#### Brief
Repeat every line exactly, keeping the pictures out of the copy.
═════ Records for this task
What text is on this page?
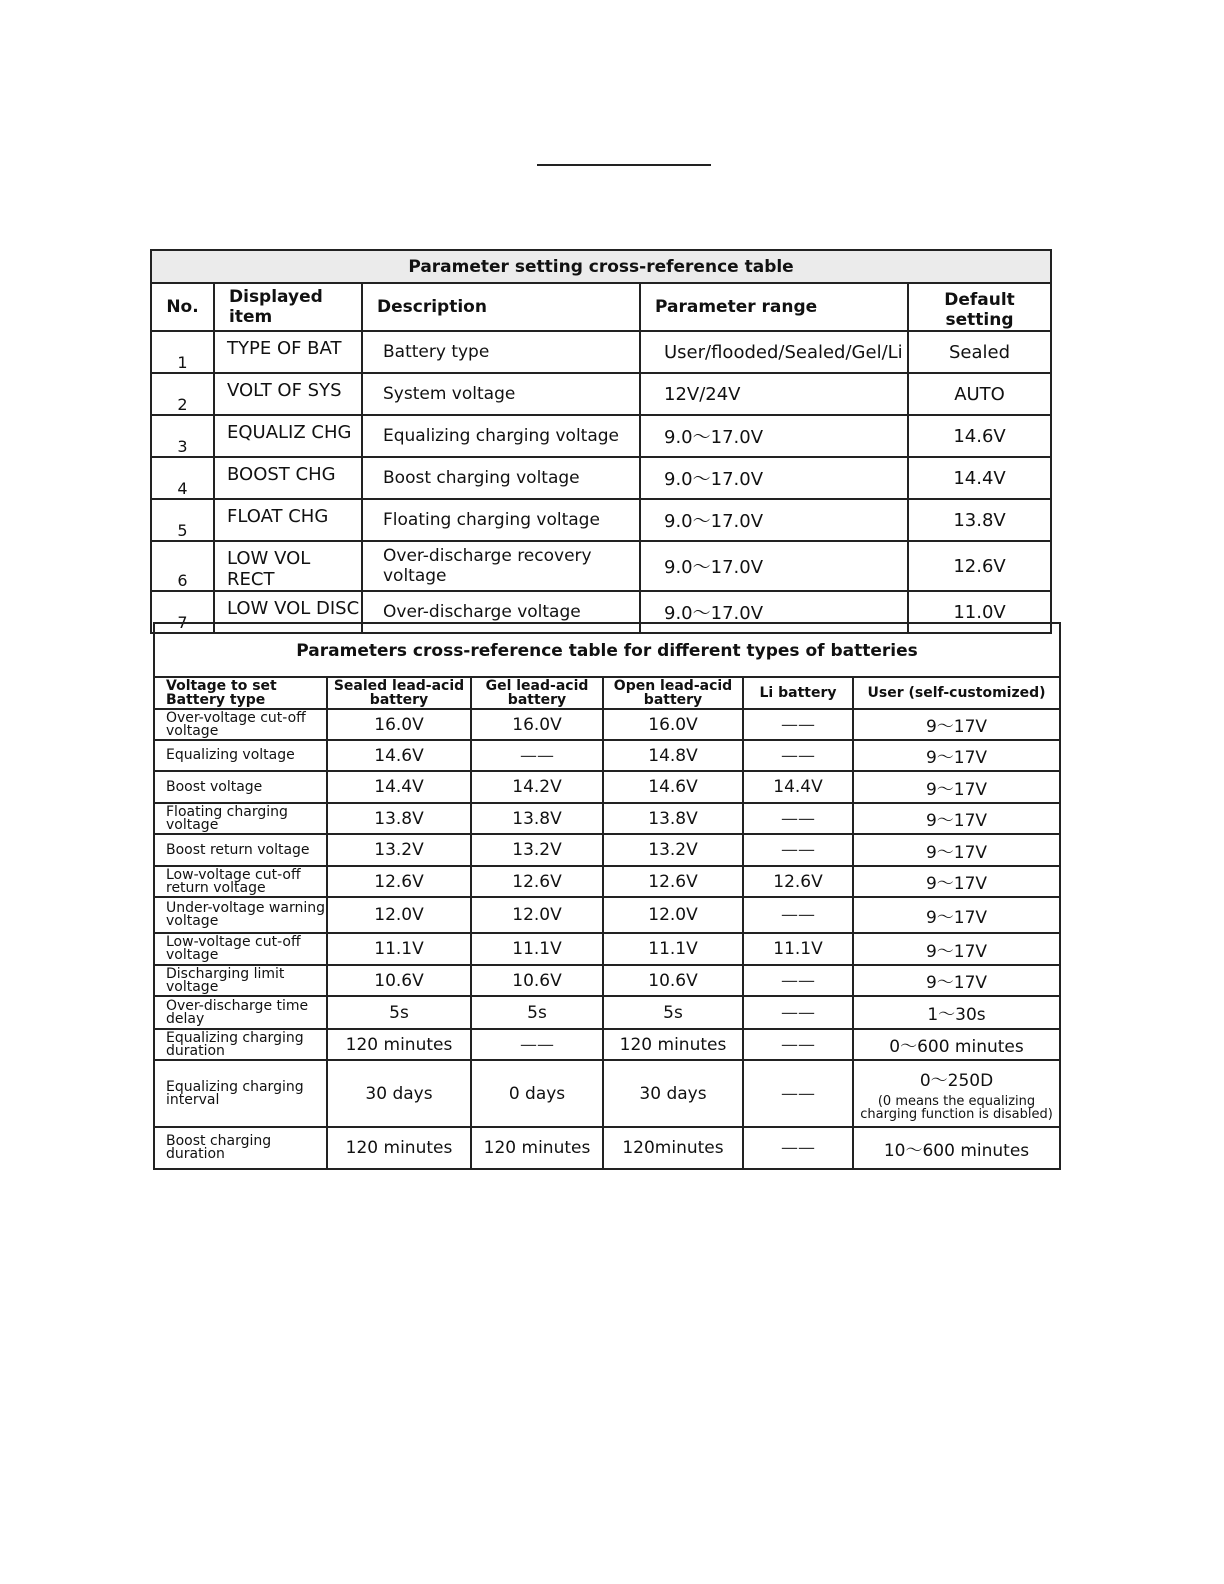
Parameter setting cross-reference table				
No.	Displayed item	Description	Parameter range	Default setting
1	TYPE OF BAT	Battery type	User/flooded/Sealed/Gel/Li	Sealed
2	VOLT OF SYS	System voltage	12V/24V	AUTO
3	EQUALIZ CHG	Equalizing charging voltage	9.0～17.0V	14.6V
4	BOOST CHG	Boost charging voltage	9.0～17.0V	14.4V
5	FLOAT CHG	Floating charging voltage	9.0～17.0V	13.8V
6	LOW VOL RECT	Over-discharge recovery voltage	9.0～17.0V	12.6V
7	LOW VOL DISC	Over-discharge voltage	9.0～17.0V	11.0V
Parameters cross-reference table for different types of batteries					
Voltage to set
Battery type	Sealed lead-acid battery	Gel lead-acid battery	Open lead-acid battery	Li battery	User (self-customized)
Over-voltage cut-off voltage	16.0V	16.0V	16.0V	——	9～17V
Equalizing voltage	14.6V	——	14.8V	——	9～17V
Boost voltage	14.4V	14.2V	14.6V	14.4V	9～17V
Floating charging voltage	13.8V	13.8V	13.8V	——	9～17V
Boost return voltage	13.2V	13.2V	13.2V	——	9～17V
Low-voltage cut-off return voltage	12.6V	12.6V	12.6V	12.6V	9～17V
Under-voltage warning voltage	12.0V	12.0V	12.0V	——	9～17V
Low-voltage cut-off voltage	11.1V	11.1V	11.1V	11.1V	9～17V
Discharging limit voltage	10.6V	10.6V	10.6V	——	9～17V
Over-discharge time delay	5s	5s	5s	——	1～30s
Equalizing charging duration	120 minutes	——	120 minutes	——	0～600 minutes
Equalizing charging interval	30 days	0 days	30 days	——	0～250D
(0 means the equalizing charging function is disabled)

Boost charging duration	120 minutes	120 minutes	120minutes	——	10～600 minutes
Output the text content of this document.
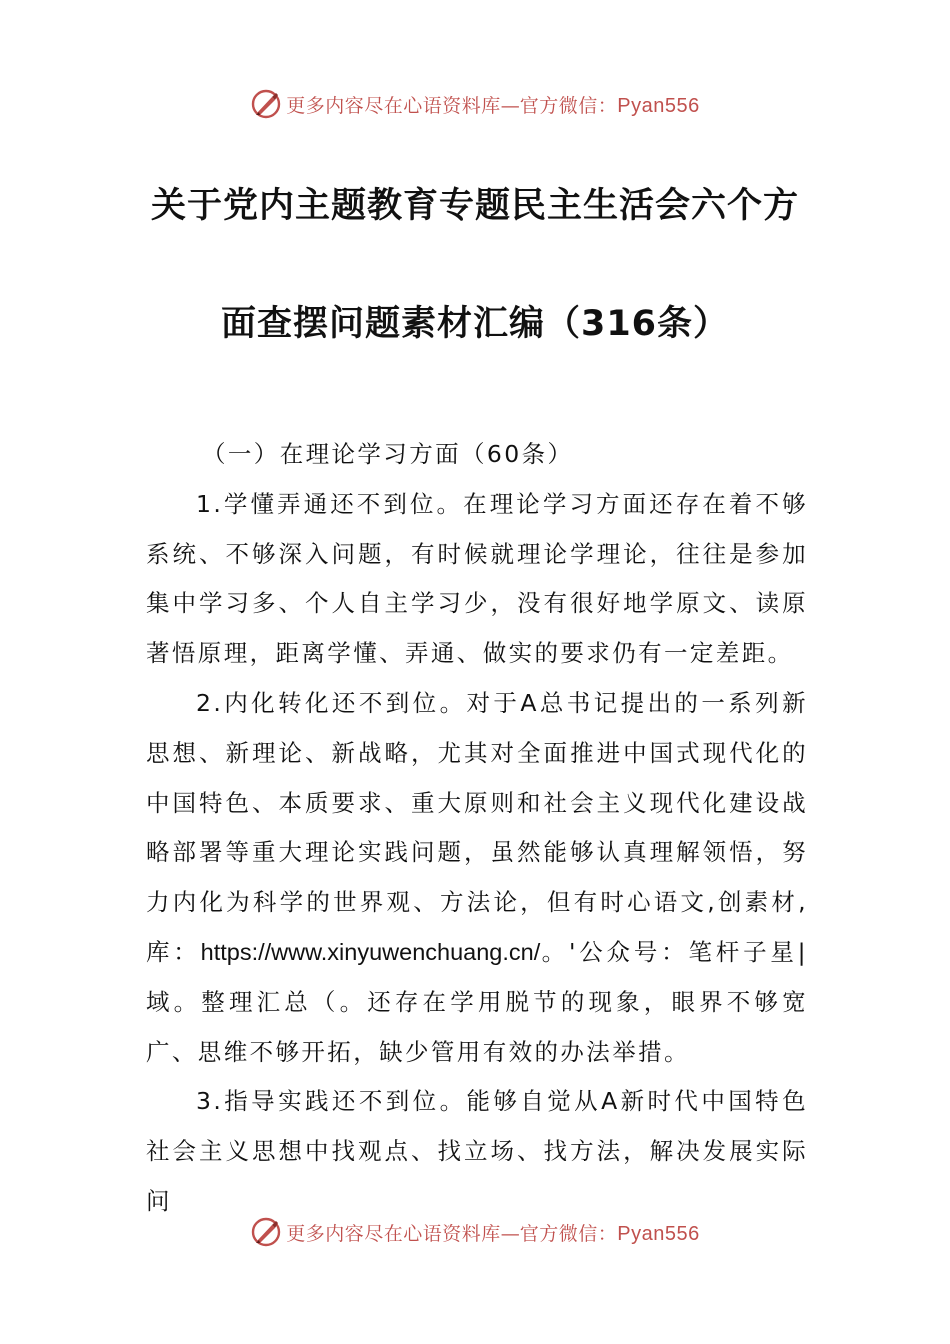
更多内容尽在心语资料库—官方微信：Pyan556
关于党内主题教育专题民主生活会六个方
面查摆问题素材汇编（316条）

（一）在理论学习方面（60条）

1.学懂弄通还不到位。在理论学习方面还存在着不够系统、不够深入问题，有时候就理论学理论，往往是参加集中学习多、个人自主学习少，没有很好地学原文、读原著悟原理，距离学懂、弄通、做实的要求仍有一定差距。

2.内化转化还不到位。对于A总书记提出的一系列新思想、新理论、新战略，尤其对全面推进中国式现代化的中国特色、本质要求、重大原则和社会主义现代化建设战略部署等重大理论实践问题，虽然能够认真理解领悟，努力内化为科学的世界观、方法论，但有时心语文,创素材,库：https://www.xinyuwenchuang.cn/。'公众号：笔杆子星|域。整理汇总（。还存在学用脱节的现象，眼界不够宽广、思维不够开拓，缺少管用有效的办法举措。

3.指导实践还不到位。能够自觉从A新时代中国特色社会主义思想中找观点、找立场、找方法，解决发展实际问

更多内容尽在心语资料库—官方微信：Pyan556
══════════
#### Reply to the exercise
What text is on this page?
Parameter setting cross-reference table				
No.	Displayed item	Description	Parameter range	Default setting
1	TYPE OF BAT	Battery type	User/flooded/Sealed/Gel/Li	Sealed
2	VOLT OF SYS	System voltage	12V/24V	AUTO
3	EQUALIZ CHG	Equalizing charging voltage	9.0～17.0V	14.6V
4	BOOST CHG	Boost charging voltage	9.0～17.0V	14.4V
5	FLOAT CHG	Floating charging voltage	9.0～17.0V	13.8V
6	LOW VOL RECT	Over-discharge recovery voltage	9.0～17.0V	12.6V
7	LOW VOL DISC	Over-discharge voltage	9.0～17.0V	11.0V
Parameters cross-reference table for different types of batteries					
Voltage to set
Battery type	Sealed lead-acid battery	Gel lead-acid battery	Open lead-acid battery	Li battery	User (self-customized)
Over-voltage cut-off voltage	16.0V	16.0V	16.0V	——	9～17V
Equalizing voltage	14.6V	——	14.8V	——	9～17V
Boost voltage	14.4V	14.2V	14.6V	14.4V	9～17V
Floating charging voltage	13.8V	13.8V	13.8V	——	9～17V
Boost return voltage	13.2V	13.2V	13.2V	——	9～17V
Low-voltage cut-off return voltage	12.6V	12.6V	12.6V	12.6V	9～17V
Under-voltage warning voltage	12.0V	12.0V	12.0V	——	9～17V
Low-voltage cut-off voltage	11.1V	11.1V	11.1V	11.1V	9～17V
Discharging limit voltage	10.6V	10.6V	10.6V	——	9～17V
Over-discharge time delay	5s	5s	5s	——	1～30s
Equalizing charging duration	120 minutes	——	120 minutes	——	0～600 minutes
Equalizing charging interval	30 days	0 days	30 days	——	0～250D
(0 means the equalizing charging function is disabled)

Boost charging duration	120 minutes	120 minutes	120minutes	——	10～600 minutes
Output the text content of this document.
更多内容尽在心语资料库—官方微信：Pyan556
关于党内主题教育专题民主生活会六个方
面查摆问题素材汇编（316条）

（一）在理论学习方面（60条）

1.学懂弄通还不到位。在理论学习方面还存在着不够系统、不够深入问题，有时候就理论学理论，往往是参加集中学习多、个人自主学习少，没有很好地学原文、读原著悟原理，距离学懂、弄通、做实的要求仍有一定差距。

2.内化转化还不到位。对于A总书记提出的一系列新思想、新理论、新战略，尤其对全面推进中国式现代化的中国特色、本质要求、重大原则和社会主义现代化建设战略部署等重大理论实践问题，虽然能够认真理解领悟，努力内化为科学的世界观、方法论，但有时心语文,创素材,库：https://www.xinyuwenchuang.cn/。'公众号：笔杆子星|域。整理汇总（。还存在学用脱节的现象，眼界不够宽广、思维不够开拓，缺少管用有效的办法举措。

3.指导实践还不到位。能够自觉从A新时代中国特色社会主义思想中找观点、找立场、找方法，解决发展实际问

更多内容尽在心语资料库—官方微信：Pyan556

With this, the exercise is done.